**Exercise task**
From the entries below, work out the number of lines that hold the word "soil", and give that number alone.
** START Material **
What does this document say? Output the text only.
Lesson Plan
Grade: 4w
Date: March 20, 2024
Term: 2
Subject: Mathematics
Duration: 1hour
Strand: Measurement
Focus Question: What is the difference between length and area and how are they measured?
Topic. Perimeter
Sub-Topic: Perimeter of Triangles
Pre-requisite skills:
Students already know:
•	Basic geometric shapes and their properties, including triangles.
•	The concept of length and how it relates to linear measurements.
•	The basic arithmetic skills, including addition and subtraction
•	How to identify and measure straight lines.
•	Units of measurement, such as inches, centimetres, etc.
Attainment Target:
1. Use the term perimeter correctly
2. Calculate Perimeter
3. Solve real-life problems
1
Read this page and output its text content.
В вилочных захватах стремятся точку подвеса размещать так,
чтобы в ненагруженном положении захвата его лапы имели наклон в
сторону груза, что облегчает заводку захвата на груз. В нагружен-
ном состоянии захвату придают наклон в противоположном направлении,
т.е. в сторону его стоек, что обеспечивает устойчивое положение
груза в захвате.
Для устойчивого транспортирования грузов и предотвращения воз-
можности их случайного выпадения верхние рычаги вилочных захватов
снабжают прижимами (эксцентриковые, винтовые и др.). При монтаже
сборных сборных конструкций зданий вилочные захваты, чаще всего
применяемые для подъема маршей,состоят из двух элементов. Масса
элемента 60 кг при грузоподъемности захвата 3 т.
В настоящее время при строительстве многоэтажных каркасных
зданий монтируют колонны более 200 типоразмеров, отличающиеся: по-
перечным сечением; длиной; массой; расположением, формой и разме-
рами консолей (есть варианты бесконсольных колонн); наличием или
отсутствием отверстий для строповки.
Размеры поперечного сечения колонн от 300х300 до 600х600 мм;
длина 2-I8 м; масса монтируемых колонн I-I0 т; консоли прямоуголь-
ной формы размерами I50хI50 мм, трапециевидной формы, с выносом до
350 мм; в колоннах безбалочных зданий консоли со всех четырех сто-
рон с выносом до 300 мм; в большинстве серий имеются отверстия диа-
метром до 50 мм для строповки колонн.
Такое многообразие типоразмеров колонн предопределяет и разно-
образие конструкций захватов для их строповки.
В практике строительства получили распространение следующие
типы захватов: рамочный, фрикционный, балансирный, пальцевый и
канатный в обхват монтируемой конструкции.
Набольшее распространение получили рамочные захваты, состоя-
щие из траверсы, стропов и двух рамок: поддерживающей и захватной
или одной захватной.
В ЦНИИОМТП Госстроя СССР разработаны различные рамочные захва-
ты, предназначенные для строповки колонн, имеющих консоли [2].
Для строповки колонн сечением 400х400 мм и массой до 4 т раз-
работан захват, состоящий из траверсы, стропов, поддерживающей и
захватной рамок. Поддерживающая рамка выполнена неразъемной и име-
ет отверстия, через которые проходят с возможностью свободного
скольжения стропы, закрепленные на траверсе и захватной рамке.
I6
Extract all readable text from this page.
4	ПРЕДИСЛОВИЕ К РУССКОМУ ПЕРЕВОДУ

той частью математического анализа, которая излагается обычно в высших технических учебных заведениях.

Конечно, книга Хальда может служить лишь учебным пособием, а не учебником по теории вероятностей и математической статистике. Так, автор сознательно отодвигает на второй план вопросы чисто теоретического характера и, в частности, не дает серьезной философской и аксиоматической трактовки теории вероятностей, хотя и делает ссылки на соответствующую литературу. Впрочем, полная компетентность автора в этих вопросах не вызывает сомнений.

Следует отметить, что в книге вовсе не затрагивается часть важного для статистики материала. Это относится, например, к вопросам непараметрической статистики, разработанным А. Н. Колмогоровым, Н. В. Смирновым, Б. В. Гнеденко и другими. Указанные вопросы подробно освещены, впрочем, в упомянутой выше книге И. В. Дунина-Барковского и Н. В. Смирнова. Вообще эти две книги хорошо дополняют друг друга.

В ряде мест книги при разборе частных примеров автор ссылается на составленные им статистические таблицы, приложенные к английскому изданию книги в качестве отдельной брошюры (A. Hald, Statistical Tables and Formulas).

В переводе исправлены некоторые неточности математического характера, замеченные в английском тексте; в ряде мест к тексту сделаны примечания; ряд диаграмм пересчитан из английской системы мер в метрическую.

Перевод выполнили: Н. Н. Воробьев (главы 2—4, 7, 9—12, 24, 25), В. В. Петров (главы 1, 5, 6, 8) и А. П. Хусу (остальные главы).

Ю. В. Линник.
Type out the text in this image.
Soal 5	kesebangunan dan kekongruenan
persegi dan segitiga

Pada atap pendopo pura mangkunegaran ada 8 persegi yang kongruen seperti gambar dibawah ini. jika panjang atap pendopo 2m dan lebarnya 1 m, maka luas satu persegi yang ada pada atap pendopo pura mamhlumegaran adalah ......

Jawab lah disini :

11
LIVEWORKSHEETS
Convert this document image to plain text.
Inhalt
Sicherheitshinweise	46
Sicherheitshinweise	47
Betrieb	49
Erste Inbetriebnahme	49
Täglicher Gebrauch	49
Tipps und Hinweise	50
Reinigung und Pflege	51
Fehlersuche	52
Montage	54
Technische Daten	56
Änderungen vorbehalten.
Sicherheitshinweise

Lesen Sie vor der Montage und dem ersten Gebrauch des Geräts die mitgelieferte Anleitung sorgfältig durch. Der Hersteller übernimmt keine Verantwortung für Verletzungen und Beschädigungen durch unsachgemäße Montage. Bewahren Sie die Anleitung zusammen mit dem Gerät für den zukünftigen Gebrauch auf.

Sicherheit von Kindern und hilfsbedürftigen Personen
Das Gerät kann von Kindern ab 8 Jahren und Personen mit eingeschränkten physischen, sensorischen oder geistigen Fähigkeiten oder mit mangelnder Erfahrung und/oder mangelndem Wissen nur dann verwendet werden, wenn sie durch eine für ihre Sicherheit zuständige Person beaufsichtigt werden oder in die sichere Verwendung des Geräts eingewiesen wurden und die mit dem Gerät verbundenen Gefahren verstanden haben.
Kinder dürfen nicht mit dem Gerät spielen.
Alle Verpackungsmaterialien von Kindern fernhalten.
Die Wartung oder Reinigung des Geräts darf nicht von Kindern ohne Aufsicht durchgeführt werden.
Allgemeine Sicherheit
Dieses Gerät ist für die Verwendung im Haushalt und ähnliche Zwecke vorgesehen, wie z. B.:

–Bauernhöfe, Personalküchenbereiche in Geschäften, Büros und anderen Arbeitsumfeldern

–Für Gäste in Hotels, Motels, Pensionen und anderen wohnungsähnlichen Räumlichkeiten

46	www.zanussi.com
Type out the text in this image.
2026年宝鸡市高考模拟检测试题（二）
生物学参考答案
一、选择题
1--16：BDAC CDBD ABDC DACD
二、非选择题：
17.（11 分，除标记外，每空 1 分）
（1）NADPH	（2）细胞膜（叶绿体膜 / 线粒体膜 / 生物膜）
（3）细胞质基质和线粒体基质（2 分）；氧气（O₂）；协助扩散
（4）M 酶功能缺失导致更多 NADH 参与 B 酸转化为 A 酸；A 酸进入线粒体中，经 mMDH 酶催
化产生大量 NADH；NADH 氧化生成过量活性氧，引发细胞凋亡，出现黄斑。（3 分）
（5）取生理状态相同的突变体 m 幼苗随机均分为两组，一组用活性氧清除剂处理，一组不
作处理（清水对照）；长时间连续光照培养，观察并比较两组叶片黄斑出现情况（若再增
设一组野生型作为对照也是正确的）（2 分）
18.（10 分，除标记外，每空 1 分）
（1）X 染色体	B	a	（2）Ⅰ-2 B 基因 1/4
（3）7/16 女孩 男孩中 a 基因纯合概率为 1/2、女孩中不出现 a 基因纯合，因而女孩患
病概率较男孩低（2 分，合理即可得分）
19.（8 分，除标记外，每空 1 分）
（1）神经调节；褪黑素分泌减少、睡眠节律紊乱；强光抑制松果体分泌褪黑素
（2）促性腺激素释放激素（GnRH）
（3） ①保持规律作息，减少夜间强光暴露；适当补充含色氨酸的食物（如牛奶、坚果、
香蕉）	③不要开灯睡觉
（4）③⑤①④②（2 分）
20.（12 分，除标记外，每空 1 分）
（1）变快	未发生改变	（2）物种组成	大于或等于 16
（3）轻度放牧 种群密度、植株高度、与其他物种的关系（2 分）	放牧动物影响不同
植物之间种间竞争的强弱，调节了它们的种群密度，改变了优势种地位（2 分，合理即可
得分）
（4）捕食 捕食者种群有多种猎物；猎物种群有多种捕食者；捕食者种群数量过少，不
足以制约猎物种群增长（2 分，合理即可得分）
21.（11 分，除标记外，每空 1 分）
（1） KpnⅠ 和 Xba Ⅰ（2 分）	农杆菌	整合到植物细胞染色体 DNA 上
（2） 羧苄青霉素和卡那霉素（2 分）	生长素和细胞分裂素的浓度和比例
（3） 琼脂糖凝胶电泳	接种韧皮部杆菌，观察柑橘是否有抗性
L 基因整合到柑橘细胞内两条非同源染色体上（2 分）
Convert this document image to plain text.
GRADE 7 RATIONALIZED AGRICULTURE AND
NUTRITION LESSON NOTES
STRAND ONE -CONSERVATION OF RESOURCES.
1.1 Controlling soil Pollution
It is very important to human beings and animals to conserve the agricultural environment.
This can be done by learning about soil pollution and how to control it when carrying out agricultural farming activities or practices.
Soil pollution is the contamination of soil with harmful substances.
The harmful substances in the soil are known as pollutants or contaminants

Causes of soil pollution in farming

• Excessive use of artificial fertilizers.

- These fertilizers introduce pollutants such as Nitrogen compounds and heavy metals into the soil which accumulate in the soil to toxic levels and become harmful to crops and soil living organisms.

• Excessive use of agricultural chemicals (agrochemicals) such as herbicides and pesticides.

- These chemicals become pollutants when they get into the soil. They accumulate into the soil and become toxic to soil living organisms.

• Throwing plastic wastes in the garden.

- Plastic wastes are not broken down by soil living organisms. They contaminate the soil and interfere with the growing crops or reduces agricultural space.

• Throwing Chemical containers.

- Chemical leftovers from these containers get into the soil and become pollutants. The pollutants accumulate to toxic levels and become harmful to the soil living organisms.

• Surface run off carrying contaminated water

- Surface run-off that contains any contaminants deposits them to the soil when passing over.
** END Material **
**Solved exercise**
10